--- begin RECORDS FOR THE TASK ---

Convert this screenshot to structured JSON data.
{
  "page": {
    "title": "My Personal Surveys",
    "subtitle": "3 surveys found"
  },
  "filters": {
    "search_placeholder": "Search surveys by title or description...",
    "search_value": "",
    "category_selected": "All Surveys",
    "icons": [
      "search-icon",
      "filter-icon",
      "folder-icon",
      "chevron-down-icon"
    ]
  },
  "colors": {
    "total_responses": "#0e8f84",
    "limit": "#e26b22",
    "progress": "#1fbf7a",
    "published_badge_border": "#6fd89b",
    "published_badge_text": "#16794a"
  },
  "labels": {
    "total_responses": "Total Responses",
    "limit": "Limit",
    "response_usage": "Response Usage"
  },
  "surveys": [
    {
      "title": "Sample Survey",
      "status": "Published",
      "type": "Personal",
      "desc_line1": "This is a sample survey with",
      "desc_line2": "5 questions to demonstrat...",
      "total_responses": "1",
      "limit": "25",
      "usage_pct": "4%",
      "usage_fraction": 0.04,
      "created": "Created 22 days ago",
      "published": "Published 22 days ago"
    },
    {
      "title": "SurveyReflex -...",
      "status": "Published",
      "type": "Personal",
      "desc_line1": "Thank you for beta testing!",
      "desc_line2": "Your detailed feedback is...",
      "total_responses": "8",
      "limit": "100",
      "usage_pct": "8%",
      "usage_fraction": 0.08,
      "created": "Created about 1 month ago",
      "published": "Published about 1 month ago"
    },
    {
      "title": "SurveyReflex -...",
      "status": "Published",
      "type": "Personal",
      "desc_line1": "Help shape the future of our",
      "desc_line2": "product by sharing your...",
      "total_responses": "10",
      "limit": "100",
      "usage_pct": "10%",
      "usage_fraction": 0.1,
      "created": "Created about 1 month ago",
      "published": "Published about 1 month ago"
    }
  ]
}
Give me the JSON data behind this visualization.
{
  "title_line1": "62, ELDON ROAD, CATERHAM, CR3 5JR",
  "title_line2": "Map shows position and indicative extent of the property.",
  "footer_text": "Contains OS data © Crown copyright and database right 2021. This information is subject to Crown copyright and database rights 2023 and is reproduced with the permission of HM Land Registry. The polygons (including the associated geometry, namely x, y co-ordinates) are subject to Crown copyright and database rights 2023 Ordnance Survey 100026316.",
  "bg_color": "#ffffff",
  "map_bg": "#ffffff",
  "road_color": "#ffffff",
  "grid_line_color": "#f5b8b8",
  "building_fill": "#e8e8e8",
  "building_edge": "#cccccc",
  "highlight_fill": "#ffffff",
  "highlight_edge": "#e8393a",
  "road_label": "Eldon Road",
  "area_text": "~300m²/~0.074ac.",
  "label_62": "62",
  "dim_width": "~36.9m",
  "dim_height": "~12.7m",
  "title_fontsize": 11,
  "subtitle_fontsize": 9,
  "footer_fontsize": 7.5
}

--- end RECORDS FOR THE TASK ---

TASK INSTRUCTIONS |
Lines that hold the word "JSON" are the ones to return, every one of them.

TASK OUTPUT |
Convert this screenshot to structured JSON data.
Give me the JSON data behind this visualization.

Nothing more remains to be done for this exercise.